-- Begin RECORDS SUPPLIED --

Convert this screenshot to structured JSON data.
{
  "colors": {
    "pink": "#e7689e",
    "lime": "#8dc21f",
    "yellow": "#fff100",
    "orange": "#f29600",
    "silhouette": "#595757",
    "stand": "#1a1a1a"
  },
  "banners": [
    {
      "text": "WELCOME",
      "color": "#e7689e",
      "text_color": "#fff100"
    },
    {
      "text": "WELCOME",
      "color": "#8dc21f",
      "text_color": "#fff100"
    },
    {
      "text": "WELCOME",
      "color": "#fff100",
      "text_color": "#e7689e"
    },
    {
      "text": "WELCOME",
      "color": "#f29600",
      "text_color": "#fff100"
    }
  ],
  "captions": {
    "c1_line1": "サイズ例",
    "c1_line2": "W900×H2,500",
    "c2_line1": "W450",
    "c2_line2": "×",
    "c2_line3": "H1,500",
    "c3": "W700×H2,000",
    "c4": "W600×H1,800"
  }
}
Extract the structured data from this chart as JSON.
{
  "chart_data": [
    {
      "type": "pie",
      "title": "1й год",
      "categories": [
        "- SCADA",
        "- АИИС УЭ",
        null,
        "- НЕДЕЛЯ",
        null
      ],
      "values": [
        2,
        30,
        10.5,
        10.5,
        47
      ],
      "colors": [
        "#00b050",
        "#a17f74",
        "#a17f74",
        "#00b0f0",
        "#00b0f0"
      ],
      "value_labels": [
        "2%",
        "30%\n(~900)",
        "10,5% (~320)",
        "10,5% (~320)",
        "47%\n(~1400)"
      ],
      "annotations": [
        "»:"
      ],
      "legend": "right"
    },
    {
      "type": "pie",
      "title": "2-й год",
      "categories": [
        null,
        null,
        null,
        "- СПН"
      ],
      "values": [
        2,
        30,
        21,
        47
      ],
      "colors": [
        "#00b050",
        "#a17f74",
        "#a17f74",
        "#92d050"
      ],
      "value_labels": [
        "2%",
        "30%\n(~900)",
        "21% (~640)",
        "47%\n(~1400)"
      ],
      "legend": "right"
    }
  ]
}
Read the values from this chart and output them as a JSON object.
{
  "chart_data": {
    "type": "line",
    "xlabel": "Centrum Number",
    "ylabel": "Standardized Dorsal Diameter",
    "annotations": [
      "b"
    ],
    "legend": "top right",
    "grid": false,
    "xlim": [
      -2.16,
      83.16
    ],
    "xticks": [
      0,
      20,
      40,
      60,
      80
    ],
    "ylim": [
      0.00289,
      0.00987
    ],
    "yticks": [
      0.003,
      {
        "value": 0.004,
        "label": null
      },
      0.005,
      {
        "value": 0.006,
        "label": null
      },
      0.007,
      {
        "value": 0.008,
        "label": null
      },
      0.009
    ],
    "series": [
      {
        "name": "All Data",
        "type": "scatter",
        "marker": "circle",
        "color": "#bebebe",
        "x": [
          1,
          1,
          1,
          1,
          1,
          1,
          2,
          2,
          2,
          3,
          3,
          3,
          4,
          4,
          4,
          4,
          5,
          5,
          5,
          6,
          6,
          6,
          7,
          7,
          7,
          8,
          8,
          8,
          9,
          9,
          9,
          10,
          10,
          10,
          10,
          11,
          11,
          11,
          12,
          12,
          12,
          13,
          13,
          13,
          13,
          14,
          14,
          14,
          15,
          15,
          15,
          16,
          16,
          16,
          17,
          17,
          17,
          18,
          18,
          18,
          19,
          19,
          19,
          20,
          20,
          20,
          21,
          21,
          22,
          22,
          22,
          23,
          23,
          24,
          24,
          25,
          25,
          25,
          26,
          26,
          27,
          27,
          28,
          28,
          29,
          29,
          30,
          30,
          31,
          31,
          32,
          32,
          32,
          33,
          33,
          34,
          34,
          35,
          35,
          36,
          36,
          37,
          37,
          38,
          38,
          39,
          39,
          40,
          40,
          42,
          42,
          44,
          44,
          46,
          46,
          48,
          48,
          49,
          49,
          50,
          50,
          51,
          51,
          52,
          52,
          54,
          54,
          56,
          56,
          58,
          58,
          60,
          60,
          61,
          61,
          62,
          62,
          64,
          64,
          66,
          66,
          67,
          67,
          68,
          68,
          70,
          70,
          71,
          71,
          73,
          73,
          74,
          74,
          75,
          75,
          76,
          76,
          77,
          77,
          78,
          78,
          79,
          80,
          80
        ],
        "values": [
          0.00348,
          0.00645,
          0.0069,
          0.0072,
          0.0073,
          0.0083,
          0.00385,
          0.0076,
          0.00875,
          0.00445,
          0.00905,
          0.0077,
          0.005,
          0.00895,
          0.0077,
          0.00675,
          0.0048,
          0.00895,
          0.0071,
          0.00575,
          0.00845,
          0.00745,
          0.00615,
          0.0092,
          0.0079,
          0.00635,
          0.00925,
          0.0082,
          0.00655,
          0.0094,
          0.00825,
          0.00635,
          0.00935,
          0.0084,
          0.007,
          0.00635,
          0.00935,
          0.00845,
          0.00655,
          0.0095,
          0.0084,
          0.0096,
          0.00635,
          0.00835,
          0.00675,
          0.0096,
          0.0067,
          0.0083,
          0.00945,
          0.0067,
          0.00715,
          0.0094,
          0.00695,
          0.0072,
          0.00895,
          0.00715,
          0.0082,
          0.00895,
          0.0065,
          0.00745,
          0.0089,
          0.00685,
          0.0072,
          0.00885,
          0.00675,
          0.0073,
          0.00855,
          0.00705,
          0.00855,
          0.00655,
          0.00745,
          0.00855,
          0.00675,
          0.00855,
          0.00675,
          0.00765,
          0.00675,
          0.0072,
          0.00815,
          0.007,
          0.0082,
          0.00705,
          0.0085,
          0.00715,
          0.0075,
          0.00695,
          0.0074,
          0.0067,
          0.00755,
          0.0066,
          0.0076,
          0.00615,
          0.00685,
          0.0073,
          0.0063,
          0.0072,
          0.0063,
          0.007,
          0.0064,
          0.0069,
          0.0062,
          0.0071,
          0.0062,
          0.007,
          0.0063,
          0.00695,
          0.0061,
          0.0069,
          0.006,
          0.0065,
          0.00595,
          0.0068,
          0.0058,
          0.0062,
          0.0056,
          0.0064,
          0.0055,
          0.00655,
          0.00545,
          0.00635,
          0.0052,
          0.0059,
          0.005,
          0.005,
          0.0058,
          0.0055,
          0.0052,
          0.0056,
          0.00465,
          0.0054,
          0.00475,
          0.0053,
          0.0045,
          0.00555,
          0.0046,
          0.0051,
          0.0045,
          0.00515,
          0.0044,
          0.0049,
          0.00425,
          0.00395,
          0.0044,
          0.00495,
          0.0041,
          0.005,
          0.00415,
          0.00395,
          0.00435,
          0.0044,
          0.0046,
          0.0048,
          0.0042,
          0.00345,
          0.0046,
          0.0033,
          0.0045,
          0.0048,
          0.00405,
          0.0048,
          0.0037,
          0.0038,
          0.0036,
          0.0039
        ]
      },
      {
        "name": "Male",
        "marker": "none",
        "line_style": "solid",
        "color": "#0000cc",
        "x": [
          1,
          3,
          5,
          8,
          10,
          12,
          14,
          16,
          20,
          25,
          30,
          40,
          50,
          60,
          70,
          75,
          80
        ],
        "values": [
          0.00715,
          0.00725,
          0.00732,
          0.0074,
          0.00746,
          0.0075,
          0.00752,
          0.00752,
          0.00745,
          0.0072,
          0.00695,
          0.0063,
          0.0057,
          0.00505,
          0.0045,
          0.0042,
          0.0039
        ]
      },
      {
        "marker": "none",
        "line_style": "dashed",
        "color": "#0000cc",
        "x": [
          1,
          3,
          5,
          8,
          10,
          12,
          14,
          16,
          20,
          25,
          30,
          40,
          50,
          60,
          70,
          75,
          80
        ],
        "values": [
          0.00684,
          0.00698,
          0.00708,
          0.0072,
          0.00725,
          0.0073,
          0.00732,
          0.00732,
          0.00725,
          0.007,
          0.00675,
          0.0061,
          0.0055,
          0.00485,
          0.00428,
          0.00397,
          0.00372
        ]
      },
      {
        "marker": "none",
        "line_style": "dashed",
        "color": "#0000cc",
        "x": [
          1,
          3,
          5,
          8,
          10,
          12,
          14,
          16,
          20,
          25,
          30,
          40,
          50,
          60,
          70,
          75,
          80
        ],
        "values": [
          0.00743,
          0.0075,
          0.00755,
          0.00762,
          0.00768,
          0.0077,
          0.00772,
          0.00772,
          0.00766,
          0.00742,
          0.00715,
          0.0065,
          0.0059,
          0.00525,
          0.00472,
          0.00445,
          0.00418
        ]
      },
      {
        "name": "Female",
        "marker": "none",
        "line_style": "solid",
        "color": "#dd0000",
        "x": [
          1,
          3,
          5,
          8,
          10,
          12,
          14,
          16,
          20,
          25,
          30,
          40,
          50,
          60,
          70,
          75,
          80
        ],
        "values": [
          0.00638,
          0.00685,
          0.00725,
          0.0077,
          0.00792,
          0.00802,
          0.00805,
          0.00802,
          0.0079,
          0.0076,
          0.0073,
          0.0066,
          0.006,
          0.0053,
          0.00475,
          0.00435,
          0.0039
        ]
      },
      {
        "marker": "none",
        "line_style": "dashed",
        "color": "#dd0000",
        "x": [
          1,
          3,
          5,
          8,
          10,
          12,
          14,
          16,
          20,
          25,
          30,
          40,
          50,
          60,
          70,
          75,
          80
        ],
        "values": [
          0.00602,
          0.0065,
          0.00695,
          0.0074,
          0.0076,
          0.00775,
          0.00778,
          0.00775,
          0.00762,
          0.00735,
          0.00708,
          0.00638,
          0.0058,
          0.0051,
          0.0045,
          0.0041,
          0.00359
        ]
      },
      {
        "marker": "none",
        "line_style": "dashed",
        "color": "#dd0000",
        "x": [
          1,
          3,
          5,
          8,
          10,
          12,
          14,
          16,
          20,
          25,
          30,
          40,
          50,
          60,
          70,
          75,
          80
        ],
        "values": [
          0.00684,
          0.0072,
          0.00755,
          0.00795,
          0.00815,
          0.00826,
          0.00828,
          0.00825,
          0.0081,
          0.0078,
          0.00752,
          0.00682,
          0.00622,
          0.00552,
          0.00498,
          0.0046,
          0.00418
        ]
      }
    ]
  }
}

-- End RECORDS SUPPLIED --

SET PROBLEM: Across all the entries, count the lines that contain the word "from" and give the number by itself.

REPLY: 2